• Aim of the task:
Write the records out again, keeping each line exactly as it is.

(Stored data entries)
>> Start
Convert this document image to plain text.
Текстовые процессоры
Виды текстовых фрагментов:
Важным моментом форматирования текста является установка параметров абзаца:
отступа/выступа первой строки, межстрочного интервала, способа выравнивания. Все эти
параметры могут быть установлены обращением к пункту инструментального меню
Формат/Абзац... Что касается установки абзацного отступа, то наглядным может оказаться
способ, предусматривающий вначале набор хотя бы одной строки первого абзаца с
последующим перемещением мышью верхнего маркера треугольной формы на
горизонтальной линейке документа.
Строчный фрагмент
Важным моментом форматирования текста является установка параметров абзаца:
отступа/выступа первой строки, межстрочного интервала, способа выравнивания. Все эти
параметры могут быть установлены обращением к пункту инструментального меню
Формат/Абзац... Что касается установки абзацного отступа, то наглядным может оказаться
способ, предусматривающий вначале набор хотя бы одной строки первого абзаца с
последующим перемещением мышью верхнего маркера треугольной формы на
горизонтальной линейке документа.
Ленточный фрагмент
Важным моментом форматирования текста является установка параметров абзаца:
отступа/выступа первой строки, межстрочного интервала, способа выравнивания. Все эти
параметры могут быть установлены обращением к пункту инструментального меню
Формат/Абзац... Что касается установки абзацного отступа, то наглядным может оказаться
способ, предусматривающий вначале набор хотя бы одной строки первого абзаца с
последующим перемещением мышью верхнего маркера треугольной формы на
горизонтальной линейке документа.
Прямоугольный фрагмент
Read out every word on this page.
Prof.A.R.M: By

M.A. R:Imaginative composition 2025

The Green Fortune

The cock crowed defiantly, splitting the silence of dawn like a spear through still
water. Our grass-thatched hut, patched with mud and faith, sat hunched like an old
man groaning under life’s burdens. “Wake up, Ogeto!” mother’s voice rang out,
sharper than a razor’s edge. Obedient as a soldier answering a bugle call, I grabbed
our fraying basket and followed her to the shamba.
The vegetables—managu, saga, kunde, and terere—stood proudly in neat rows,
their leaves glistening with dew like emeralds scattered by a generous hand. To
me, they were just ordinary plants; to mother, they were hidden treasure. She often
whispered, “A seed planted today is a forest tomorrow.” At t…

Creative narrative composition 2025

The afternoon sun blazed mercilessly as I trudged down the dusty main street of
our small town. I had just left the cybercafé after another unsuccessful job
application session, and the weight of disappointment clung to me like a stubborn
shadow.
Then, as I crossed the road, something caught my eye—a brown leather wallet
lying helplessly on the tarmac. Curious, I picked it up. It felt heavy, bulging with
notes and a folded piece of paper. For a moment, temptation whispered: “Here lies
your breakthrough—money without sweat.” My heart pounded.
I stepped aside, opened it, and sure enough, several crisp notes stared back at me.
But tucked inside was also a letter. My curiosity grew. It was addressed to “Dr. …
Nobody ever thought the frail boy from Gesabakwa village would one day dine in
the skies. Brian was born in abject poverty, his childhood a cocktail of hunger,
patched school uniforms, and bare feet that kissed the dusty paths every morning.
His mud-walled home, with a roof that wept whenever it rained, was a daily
>> End
• Problem solution:
Convert this document image to plain text.
Текстовые процессоры
Виды текстовых фрагментов:
Важным моментом форматирования текста является установка параметров абзаца:
отступа/выступа первой строки, межстрочного интервала, способа выравнивания. Все эти
параметры могут быть установлены обращением к пункту инструментального меню
Формат/Абзац... Что касается установки абзацного отступа, то наглядным может оказаться
способ, предусматривающий вначале набор хотя бы одной строки первого абзаца с
последующим перемещением мышью верхнего маркера треугольной формы на
горизонтальной линейке документа.
Строчный фрагмент
Важным моментом форматирования текста является установка параметров абзаца:
отступа/выступа первой строки, межстрочного интервала, способа выравнивания. Все эти
параметры могут быть установлены обращением к пункту инструментального меню
Формат/Абзац... Что касается установки абзацного отступа, то наглядным может оказаться
способ, предусматривающий вначале набор хотя бы одной строки первого абзаца с
последующим перемещением мышью верхнего маркера треугольной формы на
горизонтальной линейке документа.
Ленточный фрагмент
Важным моментом форматирования текста является установка параметров абзаца:
отступа/выступа первой строки, межстрочного интервала, способа выравнивания. Все эти
параметры могут быть установлены обращением к пункту инструментального меню
Формат/Абзац... Что касается установки абзацного отступа, то наглядным может оказаться
способ, предусматривающий вначале набор хотя бы одной строки первого абзаца с
последующим перемещением мышью верхнего маркера треугольной формы на
горизонтальной линейке документа.
Прямоугольный фрагмент
Read out every word on this page.
Prof.A.R.M: By

M.A. R:Imaginative composition 2025

The Green Fortune

The cock crowed defiantly, splitting the silence of dawn like a spear through still
water. Our grass-thatched hut, patched with mud and faith, sat hunched like an old
man groaning under life’s burdens. “Wake up, Ogeto!” mother’s voice rang out,
sharper than a razor’s edge. Obedient as a soldier answering a bugle call, I grabbed
our fraying basket and followed her to the shamba.
The vegetables—managu, saga, kunde, and terere—stood proudly in neat rows,
their leaves glistening with dew like emeralds scattered by a generous hand. To
me, they were just ordinary plants; to mother, they were hidden treasure. She often
whispered, “A seed planted today is a forest tomorrow.” At t…

Creative narrative composition 2025

The afternoon sun blazed mercilessly as I trudged down the dusty main street of
our small town. I had just left the cybercafé after another unsuccessful job
application session, and the weight of disappointment clung to me like a stubborn
shadow.
Then, as I crossed the road, something caught my eye—a brown leather wallet
lying helplessly on the tarmac. Curious, I picked it up. It felt heavy, bulging with
notes and a folded piece of paper. For a moment, temptation whispered: “Here lies
your breakthrough—money without sweat.” My heart pounded.
I stepped aside, opened it, and sure enough, several crisp notes stared back at me.
But tucked inside was also a letter. My curiosity grew. It was addressed to “Dr. …
Nobody ever thought the frail boy from Gesabakwa village would one day dine in
the skies. Brian was born in abject poverty, his childhood a cocktail of hunger,
patched school uniforms, and bare feet that kissed the dusty paths every morning.
His mud-walled home, with a roof that wept whenever it rained, was a daily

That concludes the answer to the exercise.